Check each line of the records below for the string "zájem", then state how many lines contain it, with no other output.

::::::::

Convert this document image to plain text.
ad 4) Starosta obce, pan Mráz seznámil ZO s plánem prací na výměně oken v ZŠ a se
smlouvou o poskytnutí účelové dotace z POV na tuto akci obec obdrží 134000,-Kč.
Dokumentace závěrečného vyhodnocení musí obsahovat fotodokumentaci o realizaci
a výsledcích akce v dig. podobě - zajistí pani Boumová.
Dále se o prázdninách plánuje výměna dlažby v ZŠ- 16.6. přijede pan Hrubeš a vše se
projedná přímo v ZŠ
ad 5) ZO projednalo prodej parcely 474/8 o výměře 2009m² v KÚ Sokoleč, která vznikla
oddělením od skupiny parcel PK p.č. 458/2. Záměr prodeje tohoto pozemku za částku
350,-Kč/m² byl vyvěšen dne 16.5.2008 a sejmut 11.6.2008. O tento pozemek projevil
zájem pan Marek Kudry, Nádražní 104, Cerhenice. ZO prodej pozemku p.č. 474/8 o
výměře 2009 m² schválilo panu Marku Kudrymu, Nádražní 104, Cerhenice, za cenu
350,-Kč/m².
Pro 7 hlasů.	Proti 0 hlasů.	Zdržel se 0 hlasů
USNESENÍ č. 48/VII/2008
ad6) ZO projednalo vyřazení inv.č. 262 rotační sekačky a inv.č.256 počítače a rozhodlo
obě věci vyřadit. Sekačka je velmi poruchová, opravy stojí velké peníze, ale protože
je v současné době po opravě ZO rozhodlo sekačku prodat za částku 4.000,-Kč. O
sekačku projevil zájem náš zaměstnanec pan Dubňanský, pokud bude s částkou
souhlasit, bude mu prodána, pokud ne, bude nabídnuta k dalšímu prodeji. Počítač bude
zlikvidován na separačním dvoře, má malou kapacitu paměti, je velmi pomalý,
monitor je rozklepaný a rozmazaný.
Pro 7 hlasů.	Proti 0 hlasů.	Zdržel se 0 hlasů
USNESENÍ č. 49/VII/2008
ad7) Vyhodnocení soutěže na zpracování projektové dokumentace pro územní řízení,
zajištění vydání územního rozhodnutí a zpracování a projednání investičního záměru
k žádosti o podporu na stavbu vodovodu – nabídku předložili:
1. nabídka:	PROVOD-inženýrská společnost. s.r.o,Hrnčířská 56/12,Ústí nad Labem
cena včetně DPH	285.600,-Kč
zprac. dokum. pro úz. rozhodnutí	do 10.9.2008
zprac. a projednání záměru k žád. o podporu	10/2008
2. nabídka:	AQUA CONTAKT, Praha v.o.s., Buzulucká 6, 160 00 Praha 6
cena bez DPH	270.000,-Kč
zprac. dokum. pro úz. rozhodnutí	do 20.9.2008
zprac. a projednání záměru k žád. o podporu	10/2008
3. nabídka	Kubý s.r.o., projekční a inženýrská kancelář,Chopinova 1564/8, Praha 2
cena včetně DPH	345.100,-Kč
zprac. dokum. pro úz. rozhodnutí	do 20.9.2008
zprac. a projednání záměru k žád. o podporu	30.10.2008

::::::::

## SOLUTION TO THE PROBLEM
2